▽

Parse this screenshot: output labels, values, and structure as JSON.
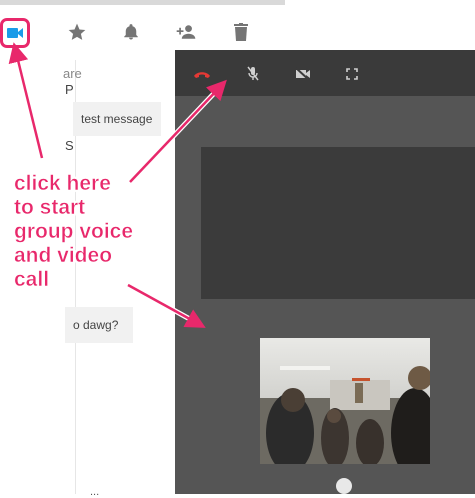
{
  "toolbar": {
    "icons": [
      "video-camera-icon",
      "star-icon",
      "bell-icon",
      "add-person-icon",
      "trash-icon"
    ]
  },
  "chat": {
    "frag_top": "are",
    "frag_p": "P",
    "frag_s": "S",
    "bubble1": "test message",
    "bubble2": "o dawg?",
    "bottom_text": "..."
  },
  "call_controls": {
    "icons": [
      "end-call-icon",
      "mute-mic-icon",
      "video-off-icon",
      "fullscreen-icon"
    ]
  },
  "annotation": {
    "text": "click here\nto start\ngroup voice\nand video\ncall"
  },
  "colors": {
    "accent": "#e8286b",
    "video_blue": "#1a9be8",
    "end_call_red": "#e53935",
    "panel_bg": "#555555",
    "panel_top": "#3a3a3a"
  }
}
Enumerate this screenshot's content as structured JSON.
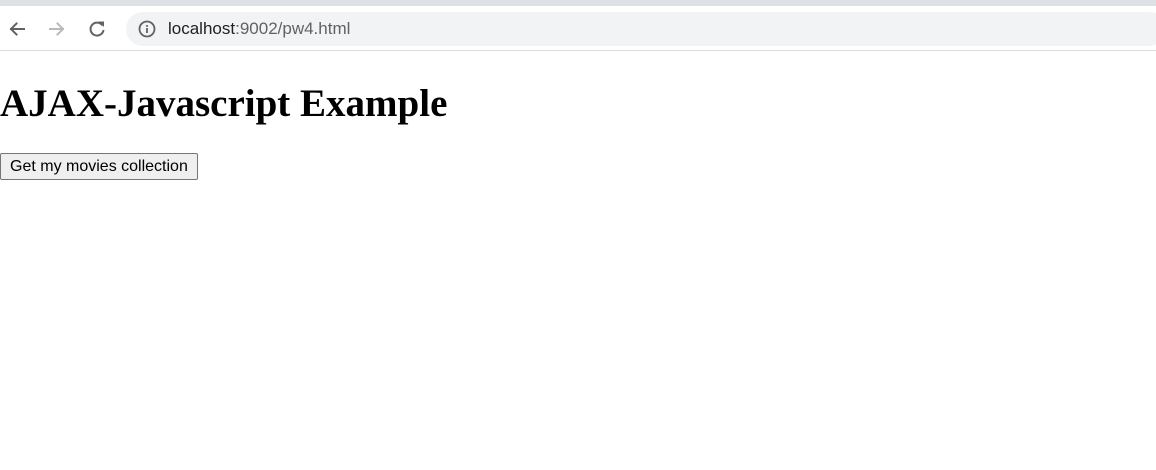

△

**Prompt**
Output all of the records exactly as they appear above, but not the pictures.

**Exercise result**
Parse this screenshot: output labels, values, and structure as JSON.
{
  "toolbar": {
    "icons": [
      "video-camera-icon",
      "star-icon",
      "bell-icon",
      "add-person-icon",
      "trash-icon"
    ]
  },
  "chat": {
    "frag_top": "are",
    "frag_p": "P",
    "frag_s": "S",
    "bubble1": "test message",
    "bubble2": "o dawg?",
    "bottom_text": "..."
  },
  "call_controls": {
    "icons": [
      "end-call-icon",
      "mute-mic-icon",
      "video-off-icon",
      "fullscreen-icon"
    ]
  },
  "annotation": {
    "text": "click here\nto start\ngroup voice\nand video\ncall"
  },
  "colors": {
    "accent": "#e8286b",
    "video_blue": "#1a9be8",
    "end_call_red": "#e53935",
    "panel_bg": "#555555",
    "panel_top": "#3a3a3a"
  }
}
Enumerate this screenshot's content as structured JSON.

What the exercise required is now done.